*Working data*:
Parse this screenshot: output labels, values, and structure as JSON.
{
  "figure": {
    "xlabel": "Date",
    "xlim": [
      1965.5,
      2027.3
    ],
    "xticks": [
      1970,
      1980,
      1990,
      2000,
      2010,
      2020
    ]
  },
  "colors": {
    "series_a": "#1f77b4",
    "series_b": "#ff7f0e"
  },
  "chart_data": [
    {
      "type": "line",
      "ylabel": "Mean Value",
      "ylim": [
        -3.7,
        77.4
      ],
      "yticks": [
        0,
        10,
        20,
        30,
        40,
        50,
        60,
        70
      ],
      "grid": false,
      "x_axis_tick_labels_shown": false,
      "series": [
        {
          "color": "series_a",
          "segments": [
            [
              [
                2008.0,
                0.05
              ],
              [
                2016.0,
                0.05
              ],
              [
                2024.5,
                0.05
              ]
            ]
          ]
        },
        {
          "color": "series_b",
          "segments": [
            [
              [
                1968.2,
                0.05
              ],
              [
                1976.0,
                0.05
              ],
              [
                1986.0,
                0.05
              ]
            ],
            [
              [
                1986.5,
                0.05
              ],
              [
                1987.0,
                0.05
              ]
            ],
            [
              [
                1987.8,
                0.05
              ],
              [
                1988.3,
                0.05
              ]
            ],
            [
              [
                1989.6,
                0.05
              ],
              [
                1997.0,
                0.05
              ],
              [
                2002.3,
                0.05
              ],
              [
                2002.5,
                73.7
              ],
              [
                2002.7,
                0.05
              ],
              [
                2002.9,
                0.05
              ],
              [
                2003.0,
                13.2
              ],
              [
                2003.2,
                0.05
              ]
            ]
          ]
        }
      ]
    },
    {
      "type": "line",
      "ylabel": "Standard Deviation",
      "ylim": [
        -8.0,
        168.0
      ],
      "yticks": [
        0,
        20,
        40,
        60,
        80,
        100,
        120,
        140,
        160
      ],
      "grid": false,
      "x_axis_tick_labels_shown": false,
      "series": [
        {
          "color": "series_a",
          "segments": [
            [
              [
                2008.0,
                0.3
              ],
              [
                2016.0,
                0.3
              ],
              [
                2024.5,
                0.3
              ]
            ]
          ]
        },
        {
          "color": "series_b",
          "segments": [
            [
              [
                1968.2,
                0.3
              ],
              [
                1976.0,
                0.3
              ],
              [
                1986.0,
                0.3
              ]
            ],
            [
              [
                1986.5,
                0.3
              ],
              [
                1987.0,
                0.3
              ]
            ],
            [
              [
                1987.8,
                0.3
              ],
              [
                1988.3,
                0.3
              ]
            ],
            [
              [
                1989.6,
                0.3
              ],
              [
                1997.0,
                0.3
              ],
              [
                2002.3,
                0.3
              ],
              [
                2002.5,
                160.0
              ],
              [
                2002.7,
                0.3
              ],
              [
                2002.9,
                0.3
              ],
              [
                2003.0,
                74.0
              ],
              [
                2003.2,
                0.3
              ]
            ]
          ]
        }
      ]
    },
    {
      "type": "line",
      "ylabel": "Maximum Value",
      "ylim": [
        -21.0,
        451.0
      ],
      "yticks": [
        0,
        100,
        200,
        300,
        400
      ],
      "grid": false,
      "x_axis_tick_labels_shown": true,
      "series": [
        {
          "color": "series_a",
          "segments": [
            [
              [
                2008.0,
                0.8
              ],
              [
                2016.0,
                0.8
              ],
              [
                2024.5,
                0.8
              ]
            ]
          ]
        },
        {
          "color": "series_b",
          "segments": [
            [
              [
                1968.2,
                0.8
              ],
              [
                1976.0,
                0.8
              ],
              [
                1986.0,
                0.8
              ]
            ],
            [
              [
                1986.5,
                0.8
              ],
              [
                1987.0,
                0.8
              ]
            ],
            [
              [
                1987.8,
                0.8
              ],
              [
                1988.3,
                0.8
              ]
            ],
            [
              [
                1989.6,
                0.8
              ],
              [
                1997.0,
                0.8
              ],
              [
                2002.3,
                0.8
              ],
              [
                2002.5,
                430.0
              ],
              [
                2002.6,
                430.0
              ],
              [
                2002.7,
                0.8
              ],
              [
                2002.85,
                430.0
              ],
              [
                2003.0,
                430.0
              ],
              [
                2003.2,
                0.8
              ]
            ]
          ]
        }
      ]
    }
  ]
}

*Given exercise*: Reproduce the data in its entirety, matching each character.

*Reply to the exercise*:
Parse this screenshot: output labels, values, and structure as JSON.
{
  "figure": {
    "xlabel": "Date",
    "xlim": [
      1965.5,
      2027.3
    ],
    "xticks": [
      1970,
      1980,
      1990,
      2000,
      2010,
      2020
    ]
  },
  "colors": {
    "series_a": "#1f77b4",
    "series_b": "#ff7f0e"
  },
  "chart_data": [
    {
      "type": "line",
      "ylabel": "Mean Value",
      "ylim": [
        -3.7,
        77.4
      ],
      "yticks": [
        0,
        10,
        20,
        30,
        40,
        50,
        60,
        70
      ],
      "grid": false,
      "x_axis_tick_labels_shown": false,
      "series": [
        {
          "color": "series_a",
          "segments": [
            [
              [
                2008.0,
                0.05
              ],
              [
                2016.0,
                0.05
              ],
              [
                2024.5,
                0.05
              ]
            ]
          ]
        },
        {
          "color": "series_b",
          "segments": [
            [
              [
                1968.2,
                0.05
              ],
              [
                1976.0,
                0.05
              ],
              [
                1986.0,
                0.05
              ]
            ],
            [
              [
                1986.5,
                0.05
              ],
              [
                1987.0,
                0.05
              ]
            ],
            [
              [
                1987.8,
                0.05
              ],
              [
                1988.3,
                0.05
              ]
            ],
            [
              [
                1989.6,
                0.05
              ],
              [
                1997.0,
                0.05
              ],
              [
                2002.3,
                0.05
              ],
              [
                2002.5,
                73.7
              ],
              [
                2002.7,
                0.05
              ],
              [
                2002.9,
                0.05
              ],
              [
                2003.0,
                13.2
              ],
              [
                2003.2,
                0.05
              ]
            ]
          ]
        }
      ]
    },
    {
      "type": "line",
      "ylabel": "Standard Deviation",
      "ylim": [
        -8.0,
        168.0
      ],
      "yticks": [
        0,
        20,
        40,
        60,
        80,
        100,
        120,
        140,
        160
      ],
      "grid": false,
      "x_axis_tick_labels_shown": false,
      "series": [
        {
          "color": "series_a",
          "segments": [
            [
              [
                2008.0,
                0.3
              ],
              [
                2016.0,
                0.3
              ],
              [
                2024.5,
                0.3
              ]
            ]
          ]
        },
        {
          "color": "series_b",
          "segments": [
            [
              [
                1968.2,
                0.3
              ],
              [
                1976.0,
                0.3
              ],
              [
                1986.0,
                0.3
              ]
            ],
            [
              [
                1986.5,
                0.3
              ],
              [
                1987.0,
                0.3
              ]
            ],
            [
              [
                1987.8,
                0.3
              ],
              [
                1988.3,
                0.3
              ]
            ],
            [
              [
                1989.6,
                0.3
              ],
              [
                1997.0,
                0.3
              ],
              [
                2002.3,
                0.3
              ],
              [
                2002.5,
                160.0
              ],
              [
                2002.7,
                0.3
              ],
              [
                2002.9,
                0.3
              ],
              [
                2003.0,
                74.0
              ],
              [
                2003.2,
                0.3
              ]
            ]
          ]
        }
      ]
    },
    {
      "type": "line",
      "ylabel": "Maximum Value",
      "ylim": [
        -21.0,
        451.0
      ],
      "yticks": [
        0,
        100,
        200,
        300,
        400
      ],
      "grid": false,
      "x_axis_tick_labels_shown": true,
      "series": [
        {
          "color": "series_a",
          "segments": [
            [
              [
                2008.0,
                0.8
              ],
              [
                2016.0,
                0.8
              ],
              [
                2024.5,
                0.8
              ]
            ]
          ]
        },
        {
          "color": "series_b",
          "segments": [
            [
              [
                1968.2,
                0.8
              ],
              [
                1976.0,
                0.8
              ],
              [
                1986.0,
                0.8
              ]
            ],
            [
              [
                1986.5,
                0.8
              ],
              [
                1987.0,
                0.8
              ]
            ],
            [
              [
                1987.8,
                0.8
              ],
              [
                1988.3,
                0.8
              ]
            ],
            [
              [
                1989.6,
                0.8
              ],
              [
                1997.0,
                0.8
              ],
              [
                2002.3,
                0.8
              ],
              [
                2002.5,
                430.0
              ],
              [
                2002.6,
                430.0
              ],
              [
                2002.7,
                0.8
              ],
              [
                2002.85,
                430.0
              ],
              [
                2003.0,
                430.0
              ],
              [
                2003.2,
                0.8
              ]
            ]
          ]
        }
      ]
    }
  ]
}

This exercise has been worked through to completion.